START Source extract

The actions by municipal law enforcement are breaking down social trust, says Buhle Booi, a member of the Khayelitsha Community Action Network, a community group in the largest township in Cape Town.

“There’s a lack of police resources and those very few police resources that they have, they use to destroy people’s homes, to destroy people’s peace, rather than fighting crime, real criminal elements that we see in our society,” Booi says.

For him, it’s a continuation of the practices of the colonial and apartheid governments, pushing poor people, most of whom are Black, to the periphery of cities.

Around one-fifth of South Africa’s urban population live in shacks or informal dwellings, according to a 2018 report by SERI. Many more live in substandard housing. City governments maintain that the shacks destroyed during anti-land invasion operations are unfinished and unoccupied. But Edward Molopi, a research and advocacy officer at SERI, says that this claim is an attempt to escape their legal obligations to get a court order and to find alternative accommodation for affected people. 

The roots of the current eviction crisis go back to apartheid, which barred non-white people from living in cities. Between the 1940s and 1970s, tens of thousands of people were forcibly relocated from neighbourhoods like Johannesburg’s Sophiatown and Cape Town’s District Six to remote townships.

In the 26 years following the end of apartheid, deepening economic inequality and rampant unemployment have limited access to formal housing for millions of South Africans. Government housing programs have mostly focused on building small stand-alone homes, often on the peripheries of cities far from jobs and amenities.

END Source extract
START Raw data

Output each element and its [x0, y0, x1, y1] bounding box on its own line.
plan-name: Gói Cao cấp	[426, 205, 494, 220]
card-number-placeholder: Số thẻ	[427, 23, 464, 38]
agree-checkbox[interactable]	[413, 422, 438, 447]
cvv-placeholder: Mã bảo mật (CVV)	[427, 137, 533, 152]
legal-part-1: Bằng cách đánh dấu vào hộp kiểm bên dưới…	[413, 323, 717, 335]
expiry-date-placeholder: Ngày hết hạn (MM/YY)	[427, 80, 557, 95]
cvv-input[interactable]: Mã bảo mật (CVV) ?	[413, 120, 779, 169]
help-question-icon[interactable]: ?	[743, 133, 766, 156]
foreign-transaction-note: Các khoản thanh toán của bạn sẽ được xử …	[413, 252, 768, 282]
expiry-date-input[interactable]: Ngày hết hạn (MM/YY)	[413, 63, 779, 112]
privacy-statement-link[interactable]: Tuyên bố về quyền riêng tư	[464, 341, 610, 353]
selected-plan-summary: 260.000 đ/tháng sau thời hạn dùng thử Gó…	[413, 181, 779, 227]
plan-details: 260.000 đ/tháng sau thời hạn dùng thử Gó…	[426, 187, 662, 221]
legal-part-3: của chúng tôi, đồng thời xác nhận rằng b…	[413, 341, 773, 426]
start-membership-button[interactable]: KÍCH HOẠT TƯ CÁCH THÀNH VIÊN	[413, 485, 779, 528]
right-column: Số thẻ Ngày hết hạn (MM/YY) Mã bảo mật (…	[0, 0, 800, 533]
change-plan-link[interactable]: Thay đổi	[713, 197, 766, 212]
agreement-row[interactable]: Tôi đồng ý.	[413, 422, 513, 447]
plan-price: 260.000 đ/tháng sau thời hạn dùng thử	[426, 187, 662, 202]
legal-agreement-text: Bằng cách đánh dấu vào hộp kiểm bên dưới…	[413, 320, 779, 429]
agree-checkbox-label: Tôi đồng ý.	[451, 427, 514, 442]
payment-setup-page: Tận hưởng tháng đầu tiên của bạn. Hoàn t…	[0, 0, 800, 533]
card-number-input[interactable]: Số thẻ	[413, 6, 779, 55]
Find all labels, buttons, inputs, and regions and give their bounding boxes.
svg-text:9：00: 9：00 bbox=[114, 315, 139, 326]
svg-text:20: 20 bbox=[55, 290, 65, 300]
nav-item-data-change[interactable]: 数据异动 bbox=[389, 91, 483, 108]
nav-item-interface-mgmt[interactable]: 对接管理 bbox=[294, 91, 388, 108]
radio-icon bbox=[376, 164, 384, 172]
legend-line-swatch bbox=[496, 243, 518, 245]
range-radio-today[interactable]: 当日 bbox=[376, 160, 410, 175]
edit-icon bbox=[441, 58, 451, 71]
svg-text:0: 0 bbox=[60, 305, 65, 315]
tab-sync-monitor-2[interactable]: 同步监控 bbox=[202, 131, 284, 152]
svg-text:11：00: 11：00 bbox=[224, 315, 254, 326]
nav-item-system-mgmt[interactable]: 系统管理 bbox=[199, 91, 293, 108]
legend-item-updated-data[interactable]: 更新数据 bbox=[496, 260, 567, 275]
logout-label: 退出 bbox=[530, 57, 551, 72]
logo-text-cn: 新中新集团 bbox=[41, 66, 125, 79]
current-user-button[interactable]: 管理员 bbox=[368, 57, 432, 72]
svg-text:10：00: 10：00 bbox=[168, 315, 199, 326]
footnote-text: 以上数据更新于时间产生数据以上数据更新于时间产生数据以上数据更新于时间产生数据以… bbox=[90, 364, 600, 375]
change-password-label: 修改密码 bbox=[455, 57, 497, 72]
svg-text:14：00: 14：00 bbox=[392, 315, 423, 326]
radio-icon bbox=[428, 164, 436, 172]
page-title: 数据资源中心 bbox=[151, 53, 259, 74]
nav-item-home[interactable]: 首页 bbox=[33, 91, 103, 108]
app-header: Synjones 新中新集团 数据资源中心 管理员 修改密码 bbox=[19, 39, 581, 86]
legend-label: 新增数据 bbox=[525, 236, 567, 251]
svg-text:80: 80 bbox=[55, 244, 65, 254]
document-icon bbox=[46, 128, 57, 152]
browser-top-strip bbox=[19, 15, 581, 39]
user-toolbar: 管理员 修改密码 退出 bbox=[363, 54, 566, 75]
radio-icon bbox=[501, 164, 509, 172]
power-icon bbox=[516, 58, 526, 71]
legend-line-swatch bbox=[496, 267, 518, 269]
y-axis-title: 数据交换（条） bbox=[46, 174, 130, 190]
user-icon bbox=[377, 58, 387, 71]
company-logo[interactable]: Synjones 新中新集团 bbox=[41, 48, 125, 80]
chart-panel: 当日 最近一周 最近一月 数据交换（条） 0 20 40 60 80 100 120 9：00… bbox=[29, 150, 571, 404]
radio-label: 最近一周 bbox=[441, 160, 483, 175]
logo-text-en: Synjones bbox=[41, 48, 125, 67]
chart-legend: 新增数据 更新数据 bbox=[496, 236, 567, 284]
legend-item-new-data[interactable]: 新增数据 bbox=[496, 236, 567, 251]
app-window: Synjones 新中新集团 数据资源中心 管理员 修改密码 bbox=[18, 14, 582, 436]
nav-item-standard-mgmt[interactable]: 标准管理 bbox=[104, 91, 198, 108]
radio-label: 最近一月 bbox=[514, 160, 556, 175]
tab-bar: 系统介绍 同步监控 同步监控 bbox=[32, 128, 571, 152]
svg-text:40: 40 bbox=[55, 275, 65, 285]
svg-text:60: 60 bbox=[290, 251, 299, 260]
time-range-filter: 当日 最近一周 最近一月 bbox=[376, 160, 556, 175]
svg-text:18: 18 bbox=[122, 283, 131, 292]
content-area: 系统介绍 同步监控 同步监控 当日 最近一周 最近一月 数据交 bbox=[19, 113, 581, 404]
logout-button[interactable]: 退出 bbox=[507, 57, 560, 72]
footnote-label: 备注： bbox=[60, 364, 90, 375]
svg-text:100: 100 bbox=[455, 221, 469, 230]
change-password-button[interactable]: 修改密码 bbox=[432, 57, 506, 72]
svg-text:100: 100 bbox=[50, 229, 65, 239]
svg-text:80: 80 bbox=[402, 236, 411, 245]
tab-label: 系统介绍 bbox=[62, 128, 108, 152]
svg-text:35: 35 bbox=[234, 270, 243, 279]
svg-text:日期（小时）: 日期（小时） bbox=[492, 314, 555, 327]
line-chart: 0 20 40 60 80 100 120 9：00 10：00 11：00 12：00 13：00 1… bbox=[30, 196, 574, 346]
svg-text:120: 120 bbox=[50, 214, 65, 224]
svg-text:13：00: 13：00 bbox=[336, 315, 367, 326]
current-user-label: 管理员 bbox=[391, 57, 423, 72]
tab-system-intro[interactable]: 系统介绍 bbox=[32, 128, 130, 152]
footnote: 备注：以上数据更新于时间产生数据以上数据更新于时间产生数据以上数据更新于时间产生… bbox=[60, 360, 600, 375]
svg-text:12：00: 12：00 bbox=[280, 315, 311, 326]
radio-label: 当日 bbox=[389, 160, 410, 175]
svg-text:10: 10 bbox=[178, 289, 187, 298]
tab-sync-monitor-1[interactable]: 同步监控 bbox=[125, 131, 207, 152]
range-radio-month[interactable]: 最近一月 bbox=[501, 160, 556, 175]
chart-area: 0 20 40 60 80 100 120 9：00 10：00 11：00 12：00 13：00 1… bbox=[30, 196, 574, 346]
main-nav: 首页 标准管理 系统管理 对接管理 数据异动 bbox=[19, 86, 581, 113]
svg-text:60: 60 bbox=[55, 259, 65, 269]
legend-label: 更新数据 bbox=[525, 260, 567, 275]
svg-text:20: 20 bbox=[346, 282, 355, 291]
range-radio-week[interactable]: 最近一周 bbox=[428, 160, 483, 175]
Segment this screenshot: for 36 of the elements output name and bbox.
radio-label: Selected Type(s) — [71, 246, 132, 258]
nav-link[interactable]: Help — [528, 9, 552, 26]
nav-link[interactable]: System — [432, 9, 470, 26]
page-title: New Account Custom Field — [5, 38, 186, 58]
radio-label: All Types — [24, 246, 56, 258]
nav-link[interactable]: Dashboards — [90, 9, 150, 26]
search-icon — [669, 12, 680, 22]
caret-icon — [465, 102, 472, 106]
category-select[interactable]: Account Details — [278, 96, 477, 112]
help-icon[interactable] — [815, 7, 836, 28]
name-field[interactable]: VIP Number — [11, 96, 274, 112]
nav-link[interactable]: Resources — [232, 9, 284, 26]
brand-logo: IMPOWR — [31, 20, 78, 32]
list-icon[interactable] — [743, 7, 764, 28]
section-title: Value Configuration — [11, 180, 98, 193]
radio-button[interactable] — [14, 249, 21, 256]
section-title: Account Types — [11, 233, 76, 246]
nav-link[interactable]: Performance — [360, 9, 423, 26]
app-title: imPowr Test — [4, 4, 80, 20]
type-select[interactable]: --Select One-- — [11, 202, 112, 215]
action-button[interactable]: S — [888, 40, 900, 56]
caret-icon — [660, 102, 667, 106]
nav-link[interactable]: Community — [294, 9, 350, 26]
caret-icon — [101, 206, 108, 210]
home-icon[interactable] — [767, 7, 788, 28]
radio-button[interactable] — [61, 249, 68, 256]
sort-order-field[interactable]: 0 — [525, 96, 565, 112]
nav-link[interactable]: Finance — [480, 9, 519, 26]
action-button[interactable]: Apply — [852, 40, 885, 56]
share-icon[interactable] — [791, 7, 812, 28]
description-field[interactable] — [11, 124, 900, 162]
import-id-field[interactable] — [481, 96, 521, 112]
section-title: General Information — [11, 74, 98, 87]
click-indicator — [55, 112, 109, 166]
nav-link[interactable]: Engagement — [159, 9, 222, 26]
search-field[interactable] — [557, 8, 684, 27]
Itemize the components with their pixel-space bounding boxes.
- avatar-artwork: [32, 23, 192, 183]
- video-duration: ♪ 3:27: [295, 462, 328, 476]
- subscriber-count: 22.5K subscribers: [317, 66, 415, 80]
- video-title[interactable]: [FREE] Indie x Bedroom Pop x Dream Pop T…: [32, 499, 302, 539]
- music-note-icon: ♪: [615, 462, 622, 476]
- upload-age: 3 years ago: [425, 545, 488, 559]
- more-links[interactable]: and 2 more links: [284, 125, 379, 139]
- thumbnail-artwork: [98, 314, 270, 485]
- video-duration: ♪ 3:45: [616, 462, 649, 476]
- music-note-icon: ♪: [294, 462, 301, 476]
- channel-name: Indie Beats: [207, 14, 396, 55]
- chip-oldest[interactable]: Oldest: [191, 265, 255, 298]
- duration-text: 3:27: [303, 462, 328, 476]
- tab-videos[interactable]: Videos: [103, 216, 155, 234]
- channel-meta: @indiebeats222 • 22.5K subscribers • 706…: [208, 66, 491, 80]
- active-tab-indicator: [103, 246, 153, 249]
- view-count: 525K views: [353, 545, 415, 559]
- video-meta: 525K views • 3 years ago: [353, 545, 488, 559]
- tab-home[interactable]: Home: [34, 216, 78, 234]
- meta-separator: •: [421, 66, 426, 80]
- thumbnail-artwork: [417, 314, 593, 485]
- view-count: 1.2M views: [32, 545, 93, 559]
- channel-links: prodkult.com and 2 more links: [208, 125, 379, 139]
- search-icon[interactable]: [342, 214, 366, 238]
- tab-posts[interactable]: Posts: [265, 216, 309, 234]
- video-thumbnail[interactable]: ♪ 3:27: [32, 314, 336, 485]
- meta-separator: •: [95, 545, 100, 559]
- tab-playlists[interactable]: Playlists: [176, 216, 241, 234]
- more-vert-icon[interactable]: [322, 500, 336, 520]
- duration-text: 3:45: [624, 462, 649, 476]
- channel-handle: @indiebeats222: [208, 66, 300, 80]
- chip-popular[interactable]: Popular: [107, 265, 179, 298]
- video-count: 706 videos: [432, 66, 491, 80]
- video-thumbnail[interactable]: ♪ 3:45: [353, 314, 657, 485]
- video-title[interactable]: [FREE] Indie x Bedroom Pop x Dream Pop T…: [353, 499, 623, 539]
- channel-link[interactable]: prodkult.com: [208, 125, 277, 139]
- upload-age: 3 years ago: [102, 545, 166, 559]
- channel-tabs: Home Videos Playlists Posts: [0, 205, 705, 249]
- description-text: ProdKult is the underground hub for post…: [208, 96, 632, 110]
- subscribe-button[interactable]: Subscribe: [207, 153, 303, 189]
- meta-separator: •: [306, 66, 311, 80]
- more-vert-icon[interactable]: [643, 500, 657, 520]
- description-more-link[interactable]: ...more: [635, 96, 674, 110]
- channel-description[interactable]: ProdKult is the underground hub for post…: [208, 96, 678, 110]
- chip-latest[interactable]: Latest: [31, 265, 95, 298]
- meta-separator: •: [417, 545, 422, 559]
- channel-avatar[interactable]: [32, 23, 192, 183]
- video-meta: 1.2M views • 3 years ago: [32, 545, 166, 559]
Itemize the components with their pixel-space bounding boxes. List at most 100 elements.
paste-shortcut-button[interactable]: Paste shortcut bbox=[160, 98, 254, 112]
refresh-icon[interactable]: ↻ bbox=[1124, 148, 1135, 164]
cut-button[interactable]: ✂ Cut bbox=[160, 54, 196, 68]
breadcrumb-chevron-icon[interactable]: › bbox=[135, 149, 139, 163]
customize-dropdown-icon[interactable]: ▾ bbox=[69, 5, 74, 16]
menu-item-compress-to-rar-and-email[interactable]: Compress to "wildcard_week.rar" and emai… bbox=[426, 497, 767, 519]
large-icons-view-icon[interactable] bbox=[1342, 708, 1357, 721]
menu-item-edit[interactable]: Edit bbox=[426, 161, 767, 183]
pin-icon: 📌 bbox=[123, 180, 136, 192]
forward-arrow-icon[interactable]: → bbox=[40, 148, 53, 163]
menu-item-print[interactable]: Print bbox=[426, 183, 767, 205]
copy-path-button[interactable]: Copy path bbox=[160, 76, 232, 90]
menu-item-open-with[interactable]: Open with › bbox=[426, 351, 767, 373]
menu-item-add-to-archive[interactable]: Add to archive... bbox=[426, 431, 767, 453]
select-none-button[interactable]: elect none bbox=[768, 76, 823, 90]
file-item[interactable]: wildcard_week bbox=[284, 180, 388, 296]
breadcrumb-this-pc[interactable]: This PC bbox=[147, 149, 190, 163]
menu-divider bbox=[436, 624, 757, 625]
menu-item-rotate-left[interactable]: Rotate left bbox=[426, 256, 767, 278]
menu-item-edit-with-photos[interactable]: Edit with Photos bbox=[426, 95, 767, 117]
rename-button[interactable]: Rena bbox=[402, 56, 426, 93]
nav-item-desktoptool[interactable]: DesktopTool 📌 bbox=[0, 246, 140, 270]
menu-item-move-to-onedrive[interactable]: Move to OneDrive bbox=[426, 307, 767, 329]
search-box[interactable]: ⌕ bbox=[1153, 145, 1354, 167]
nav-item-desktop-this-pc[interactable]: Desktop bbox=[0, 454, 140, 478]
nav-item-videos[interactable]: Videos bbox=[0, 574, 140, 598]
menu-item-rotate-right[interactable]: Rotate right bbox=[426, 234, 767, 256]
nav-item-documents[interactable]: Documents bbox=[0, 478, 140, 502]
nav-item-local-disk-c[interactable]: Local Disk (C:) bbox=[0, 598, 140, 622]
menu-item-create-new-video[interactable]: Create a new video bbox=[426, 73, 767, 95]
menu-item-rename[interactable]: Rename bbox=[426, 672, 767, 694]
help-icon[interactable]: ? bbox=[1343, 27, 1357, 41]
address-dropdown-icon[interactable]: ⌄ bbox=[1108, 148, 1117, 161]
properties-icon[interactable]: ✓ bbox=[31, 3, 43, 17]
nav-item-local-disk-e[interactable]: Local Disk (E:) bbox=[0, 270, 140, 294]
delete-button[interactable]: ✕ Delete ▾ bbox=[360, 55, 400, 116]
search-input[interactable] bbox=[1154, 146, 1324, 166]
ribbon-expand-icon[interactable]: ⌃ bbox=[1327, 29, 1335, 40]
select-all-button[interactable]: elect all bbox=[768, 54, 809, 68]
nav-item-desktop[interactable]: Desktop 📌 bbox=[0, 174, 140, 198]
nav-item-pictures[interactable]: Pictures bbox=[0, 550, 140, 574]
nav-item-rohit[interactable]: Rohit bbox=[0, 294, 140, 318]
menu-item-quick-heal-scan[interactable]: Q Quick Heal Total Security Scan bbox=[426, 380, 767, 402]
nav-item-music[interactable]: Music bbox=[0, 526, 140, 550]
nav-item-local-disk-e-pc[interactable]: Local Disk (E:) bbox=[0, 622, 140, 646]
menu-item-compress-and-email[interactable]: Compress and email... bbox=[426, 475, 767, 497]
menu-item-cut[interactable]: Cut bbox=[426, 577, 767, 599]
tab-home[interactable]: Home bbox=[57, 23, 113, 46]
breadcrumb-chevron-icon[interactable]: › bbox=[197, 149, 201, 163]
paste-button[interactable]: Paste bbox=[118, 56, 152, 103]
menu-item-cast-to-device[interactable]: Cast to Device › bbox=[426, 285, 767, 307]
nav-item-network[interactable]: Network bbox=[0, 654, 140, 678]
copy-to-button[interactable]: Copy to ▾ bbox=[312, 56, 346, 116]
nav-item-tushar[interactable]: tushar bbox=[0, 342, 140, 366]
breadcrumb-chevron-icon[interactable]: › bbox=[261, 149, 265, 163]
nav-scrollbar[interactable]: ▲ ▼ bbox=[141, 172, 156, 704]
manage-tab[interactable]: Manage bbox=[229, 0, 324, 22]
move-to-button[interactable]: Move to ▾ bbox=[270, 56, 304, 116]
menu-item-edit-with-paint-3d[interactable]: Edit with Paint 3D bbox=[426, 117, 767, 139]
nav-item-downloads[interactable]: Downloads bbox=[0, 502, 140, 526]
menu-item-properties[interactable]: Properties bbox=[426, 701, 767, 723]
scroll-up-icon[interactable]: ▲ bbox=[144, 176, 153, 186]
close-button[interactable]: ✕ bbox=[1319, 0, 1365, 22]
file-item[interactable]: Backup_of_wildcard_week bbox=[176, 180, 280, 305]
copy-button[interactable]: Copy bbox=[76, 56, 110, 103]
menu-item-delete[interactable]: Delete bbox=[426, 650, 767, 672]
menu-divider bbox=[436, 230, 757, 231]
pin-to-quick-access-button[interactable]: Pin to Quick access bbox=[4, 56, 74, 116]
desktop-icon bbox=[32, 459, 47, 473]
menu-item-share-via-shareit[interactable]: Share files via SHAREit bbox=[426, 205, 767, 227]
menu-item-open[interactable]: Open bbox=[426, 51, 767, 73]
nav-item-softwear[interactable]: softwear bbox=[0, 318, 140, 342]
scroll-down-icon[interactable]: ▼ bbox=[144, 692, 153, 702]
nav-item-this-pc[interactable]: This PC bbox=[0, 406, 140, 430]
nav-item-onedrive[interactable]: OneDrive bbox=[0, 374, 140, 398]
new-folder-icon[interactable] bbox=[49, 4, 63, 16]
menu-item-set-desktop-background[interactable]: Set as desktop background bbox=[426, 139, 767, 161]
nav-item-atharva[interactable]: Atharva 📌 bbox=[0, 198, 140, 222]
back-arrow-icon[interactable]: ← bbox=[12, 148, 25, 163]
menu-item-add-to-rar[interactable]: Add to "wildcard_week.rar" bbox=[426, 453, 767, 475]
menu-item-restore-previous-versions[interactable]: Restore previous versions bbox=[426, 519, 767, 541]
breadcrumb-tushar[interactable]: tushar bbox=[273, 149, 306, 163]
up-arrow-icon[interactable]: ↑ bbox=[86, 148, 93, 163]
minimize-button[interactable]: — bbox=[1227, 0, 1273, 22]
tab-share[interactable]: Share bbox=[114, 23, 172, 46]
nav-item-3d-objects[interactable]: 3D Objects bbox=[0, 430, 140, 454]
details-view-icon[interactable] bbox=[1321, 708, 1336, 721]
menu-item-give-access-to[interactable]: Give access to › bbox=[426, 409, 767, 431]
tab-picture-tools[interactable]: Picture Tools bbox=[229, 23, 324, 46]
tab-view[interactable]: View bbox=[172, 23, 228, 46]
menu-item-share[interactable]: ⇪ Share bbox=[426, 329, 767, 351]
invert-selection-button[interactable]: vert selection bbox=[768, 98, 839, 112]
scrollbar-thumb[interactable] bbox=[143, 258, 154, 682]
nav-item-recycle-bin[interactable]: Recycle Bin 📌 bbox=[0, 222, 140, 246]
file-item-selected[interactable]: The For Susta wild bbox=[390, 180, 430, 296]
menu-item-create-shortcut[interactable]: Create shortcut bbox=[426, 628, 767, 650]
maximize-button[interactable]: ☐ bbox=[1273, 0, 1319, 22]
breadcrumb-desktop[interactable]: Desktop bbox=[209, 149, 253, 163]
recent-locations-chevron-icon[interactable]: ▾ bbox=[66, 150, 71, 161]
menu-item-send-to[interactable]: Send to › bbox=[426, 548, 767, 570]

END Raw data

◆ **Problems to work on**:
- A) Translate this sentence from the passage on evictions in South Africa into Spanish: "The roots of the current eviction crisis go back to apartheid, which barred non-white people from living in cities."
- B) Write a continuation of the passage on evictions in South Africa, starting after its last sentence.

◆ **Answers for this exercise**:
- A) Las raíces de la actual crisis de desalojos se remontan al apartheid, que prohibía a las personas no blancas vivir en las ciudades.

- B)
While these well-intentioned projects have built millions of homes, they’ve failed to keep up with demand, says Marie Huchzermeyer, a professor at the Centre for Urbanism & Built Environment Studies at the University of the Witwatersrand in Johannesburg. Government-funded housing projects “will never on it’s own be enough,” she says. “It has to be accompanied by land release.”

Government policies call for the “upgrading” of informal settlements and the formalization of residents’ occupation. But “there are still very, very, very few projects” of that nature in South Africa, Huchzermeyer says. “Even if it’s an informal settlement that’s been around for 20 years, there still seems to be a political wish to punish people for having done that.” The government wants people to go through the formal process of being given a house, she says – and for them to be thankful to the government for providing it.

At the municipal level, change will require “real leadership around informal settlement upgrading and around ensuring that land is available for people to occupy,” she says. 

Despite the end of enforced racial segregation, spacial apartheid remains a factor in South Africa. There are few mixed-income neighbourhoods. Those who can afford to often live behind walls in sprawling low-density suburbs, while the poor live in overcrowded slums and apartment buildings.

The creation of the apartheid city “didn't happen by chance,” says Amira Osman, a professor of architecture at the Tshwane University of Technology. “It was a deliberate, structured approach to the design of the city. We need a deliberate, structured approach that will undo that.”

Since last fall, Johannesburg’s Inclusionary Housing Policy has required developments of 20 or more units to set aside 30% of those units for low-income housing.

The policy, which faced significant opposition from private developers, won’t lead to dramatic change, says Sarah Charlton, a professor at the Centre for Urbanism and Built Environment Studies, but it is “an important and significant step.”

Zikode isn’t optimistic that change will come for shack dwellers, however.

“People in the high positions of authority pretend that everything is normal,” he says. “They pretend that everyone is treated justly, they pretend that everyone has homes with running water, that everyone has a piece of land – and hide the truth and the lies of our democracy.”